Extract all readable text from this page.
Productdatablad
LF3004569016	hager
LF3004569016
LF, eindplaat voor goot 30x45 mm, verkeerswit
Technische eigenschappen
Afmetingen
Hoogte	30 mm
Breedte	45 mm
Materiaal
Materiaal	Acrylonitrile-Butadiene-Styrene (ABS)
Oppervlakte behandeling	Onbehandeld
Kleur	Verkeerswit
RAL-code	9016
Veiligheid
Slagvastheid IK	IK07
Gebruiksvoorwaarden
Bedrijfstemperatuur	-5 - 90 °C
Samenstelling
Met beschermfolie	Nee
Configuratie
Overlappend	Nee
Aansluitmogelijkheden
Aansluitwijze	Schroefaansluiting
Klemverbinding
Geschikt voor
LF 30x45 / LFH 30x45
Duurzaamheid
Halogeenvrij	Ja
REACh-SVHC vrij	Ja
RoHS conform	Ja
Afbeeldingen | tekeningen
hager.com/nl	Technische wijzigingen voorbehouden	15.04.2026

□ □ □ □ □ □ □

**PROBLEM REQUIREMENTS:** Each line above that holds the string "Technische" should be copied and shown.

**EXERCISE RESULT:**
Technische eigenschappen
hager.com/nl	Technische wijzigingen voorbehouden	15.04.2026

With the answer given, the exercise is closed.